**Stated exercise:** Which lines in the material below contain the string "token"? Copy each of them out, treating uppercase and lowercase letters as distinct.

**Entries supplied:**
-------------------------
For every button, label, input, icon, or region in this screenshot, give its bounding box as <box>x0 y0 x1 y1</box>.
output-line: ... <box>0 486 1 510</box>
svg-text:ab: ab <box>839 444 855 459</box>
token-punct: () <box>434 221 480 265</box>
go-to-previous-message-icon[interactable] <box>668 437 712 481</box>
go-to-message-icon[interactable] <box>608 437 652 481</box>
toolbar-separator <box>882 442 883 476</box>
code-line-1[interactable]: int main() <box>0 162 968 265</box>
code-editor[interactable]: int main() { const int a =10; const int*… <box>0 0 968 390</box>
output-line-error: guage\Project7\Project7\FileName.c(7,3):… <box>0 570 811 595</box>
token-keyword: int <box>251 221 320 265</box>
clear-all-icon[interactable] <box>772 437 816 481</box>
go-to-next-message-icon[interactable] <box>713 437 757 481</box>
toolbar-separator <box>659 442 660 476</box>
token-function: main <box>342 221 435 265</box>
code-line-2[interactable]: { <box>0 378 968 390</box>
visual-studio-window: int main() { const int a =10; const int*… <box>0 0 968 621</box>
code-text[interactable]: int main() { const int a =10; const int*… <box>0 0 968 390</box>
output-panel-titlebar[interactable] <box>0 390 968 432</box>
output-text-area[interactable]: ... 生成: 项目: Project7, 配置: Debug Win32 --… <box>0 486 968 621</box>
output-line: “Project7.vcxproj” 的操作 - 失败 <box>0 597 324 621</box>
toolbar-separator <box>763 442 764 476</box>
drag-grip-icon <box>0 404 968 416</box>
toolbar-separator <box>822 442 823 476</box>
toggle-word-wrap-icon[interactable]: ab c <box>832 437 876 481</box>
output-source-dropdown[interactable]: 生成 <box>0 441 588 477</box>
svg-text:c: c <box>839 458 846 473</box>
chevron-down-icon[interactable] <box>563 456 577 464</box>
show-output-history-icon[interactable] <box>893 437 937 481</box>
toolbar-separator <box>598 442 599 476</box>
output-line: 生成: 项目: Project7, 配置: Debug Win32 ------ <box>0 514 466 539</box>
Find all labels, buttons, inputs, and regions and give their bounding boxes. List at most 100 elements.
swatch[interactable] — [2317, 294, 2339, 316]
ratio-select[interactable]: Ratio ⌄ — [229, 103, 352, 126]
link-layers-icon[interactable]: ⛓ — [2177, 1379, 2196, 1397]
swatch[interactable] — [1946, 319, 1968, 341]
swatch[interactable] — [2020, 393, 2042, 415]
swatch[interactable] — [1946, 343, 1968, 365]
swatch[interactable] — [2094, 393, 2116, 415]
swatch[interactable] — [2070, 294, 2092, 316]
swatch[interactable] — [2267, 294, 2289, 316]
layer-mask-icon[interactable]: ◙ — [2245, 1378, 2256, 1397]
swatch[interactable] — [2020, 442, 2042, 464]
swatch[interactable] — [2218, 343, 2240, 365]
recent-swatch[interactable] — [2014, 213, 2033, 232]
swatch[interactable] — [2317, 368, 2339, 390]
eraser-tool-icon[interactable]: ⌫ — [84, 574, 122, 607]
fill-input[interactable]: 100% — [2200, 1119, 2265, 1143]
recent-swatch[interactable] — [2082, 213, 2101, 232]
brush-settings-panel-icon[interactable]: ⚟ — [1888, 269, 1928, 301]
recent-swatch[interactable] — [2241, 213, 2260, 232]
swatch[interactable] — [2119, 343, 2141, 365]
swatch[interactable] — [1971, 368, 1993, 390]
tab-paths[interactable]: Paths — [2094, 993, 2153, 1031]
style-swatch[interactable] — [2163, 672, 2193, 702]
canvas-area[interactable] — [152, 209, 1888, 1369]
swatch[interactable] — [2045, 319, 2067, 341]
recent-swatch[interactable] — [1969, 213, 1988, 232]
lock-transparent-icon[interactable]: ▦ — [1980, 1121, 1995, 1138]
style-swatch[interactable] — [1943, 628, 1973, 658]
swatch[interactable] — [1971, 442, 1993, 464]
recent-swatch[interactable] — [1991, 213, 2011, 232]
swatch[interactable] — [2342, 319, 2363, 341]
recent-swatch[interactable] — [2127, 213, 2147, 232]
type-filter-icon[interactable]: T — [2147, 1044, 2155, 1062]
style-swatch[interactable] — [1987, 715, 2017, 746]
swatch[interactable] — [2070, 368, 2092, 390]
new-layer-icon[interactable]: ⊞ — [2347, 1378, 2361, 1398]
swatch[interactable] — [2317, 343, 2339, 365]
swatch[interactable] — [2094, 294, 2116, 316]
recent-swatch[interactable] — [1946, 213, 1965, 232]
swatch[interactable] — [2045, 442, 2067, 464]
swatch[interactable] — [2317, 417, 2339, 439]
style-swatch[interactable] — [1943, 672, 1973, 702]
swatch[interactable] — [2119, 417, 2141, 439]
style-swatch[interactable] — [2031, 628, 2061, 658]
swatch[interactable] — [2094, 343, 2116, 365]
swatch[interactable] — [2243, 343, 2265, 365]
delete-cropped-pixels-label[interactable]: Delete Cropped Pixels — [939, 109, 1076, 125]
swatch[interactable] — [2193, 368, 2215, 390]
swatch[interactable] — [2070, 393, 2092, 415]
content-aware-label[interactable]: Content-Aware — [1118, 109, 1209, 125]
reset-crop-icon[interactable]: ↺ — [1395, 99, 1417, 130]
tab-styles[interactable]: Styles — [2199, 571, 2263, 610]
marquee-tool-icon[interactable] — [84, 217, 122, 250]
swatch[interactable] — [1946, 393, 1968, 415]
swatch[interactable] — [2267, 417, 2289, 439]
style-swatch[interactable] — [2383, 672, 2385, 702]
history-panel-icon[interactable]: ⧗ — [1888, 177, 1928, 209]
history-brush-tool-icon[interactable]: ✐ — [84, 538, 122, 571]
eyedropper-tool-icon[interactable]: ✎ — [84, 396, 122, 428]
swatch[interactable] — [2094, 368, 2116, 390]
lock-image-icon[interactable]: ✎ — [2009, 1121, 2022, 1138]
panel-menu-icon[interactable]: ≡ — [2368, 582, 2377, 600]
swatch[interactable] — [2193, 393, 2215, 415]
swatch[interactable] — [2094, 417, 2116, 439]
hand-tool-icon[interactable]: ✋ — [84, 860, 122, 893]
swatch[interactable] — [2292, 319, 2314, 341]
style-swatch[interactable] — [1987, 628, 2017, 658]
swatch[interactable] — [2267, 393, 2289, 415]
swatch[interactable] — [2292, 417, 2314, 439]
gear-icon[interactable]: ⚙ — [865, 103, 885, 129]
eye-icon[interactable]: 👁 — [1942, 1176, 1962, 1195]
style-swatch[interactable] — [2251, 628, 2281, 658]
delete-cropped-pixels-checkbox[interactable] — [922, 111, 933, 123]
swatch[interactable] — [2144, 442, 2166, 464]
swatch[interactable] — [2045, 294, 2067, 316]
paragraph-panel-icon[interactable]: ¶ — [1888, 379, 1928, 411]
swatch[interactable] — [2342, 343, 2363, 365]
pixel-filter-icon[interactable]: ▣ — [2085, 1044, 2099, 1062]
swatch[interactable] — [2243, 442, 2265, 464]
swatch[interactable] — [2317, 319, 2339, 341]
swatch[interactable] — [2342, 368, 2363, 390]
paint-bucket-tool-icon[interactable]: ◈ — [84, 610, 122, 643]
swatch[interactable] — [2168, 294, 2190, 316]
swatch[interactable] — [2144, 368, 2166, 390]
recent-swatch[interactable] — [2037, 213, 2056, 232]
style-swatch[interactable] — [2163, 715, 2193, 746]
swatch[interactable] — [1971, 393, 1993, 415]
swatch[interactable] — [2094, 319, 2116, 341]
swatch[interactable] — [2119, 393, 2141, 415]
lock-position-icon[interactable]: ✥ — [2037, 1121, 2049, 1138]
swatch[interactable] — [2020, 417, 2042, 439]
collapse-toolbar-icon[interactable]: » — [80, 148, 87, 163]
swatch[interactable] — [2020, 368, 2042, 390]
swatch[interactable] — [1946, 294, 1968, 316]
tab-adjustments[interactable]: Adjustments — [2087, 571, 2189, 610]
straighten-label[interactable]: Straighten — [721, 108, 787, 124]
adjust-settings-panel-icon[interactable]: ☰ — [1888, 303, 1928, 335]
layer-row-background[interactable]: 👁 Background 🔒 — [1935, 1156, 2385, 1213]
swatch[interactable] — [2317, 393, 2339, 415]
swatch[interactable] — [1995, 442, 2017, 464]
-------------------------
**Solution to the problem:**
token-punct: () <box>434 221 480 265</box>
token-keyword: int <box>251 221 320 265</box>
token-function: main <box>342 221 435 265</box>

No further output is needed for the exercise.